>> BEGIN

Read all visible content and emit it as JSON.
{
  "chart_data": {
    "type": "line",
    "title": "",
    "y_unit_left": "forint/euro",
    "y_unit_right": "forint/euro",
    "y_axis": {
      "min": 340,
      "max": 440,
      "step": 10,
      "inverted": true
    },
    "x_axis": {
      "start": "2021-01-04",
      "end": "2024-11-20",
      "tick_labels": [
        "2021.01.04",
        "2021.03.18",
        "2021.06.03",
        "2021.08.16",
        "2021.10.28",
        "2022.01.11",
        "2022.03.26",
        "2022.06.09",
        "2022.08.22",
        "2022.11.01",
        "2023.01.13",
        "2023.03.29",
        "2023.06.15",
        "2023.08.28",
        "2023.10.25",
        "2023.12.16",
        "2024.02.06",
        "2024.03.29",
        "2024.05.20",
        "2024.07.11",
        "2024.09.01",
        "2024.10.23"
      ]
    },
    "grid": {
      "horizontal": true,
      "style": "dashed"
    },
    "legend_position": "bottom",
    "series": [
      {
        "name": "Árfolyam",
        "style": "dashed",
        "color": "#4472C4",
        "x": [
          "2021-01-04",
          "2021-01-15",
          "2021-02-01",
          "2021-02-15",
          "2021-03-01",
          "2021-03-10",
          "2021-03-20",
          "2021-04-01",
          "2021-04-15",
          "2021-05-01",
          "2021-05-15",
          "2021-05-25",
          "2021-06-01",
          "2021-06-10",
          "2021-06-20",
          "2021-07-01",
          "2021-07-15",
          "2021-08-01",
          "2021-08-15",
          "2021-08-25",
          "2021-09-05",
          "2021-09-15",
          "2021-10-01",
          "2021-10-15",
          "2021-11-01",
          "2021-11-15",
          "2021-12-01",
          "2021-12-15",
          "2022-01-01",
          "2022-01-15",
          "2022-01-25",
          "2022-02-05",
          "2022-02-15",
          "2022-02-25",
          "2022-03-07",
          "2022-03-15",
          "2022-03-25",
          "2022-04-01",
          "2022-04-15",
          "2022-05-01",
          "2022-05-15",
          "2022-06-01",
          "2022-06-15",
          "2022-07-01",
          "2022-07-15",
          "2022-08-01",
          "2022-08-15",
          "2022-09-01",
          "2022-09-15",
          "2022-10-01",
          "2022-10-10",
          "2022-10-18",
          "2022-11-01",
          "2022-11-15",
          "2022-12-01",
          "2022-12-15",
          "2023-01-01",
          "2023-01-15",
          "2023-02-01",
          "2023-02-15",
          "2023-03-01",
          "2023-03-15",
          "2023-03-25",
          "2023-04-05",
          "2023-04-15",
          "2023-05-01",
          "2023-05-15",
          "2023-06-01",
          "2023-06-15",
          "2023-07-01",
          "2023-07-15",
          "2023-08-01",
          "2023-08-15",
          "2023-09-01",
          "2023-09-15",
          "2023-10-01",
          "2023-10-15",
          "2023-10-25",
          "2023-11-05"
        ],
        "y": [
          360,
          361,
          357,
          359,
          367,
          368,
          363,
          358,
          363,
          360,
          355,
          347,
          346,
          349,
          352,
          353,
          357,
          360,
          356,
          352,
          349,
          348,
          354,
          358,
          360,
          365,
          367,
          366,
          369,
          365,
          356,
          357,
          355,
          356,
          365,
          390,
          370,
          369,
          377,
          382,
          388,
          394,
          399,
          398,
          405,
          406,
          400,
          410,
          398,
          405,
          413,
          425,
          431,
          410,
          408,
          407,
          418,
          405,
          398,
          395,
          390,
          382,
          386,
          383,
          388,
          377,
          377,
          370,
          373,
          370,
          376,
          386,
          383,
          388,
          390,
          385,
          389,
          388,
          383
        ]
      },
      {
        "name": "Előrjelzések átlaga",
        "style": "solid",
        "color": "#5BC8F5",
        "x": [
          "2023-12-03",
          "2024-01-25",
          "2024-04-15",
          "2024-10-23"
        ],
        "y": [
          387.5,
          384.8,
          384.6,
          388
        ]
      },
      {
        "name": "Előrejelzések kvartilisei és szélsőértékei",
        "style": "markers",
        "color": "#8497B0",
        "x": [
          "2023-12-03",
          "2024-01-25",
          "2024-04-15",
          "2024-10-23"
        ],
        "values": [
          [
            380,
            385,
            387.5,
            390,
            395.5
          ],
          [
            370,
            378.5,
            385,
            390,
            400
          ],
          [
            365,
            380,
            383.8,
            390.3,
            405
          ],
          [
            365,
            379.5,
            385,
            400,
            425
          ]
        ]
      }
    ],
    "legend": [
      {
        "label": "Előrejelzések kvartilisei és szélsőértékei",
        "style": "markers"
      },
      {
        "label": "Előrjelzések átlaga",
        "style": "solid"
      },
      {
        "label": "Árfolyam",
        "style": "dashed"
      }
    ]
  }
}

>> END

Look above for lines with the word "dashed" and copy them all.

      "style": "dashed"
        "style": "dashed",
        "style": "dashed"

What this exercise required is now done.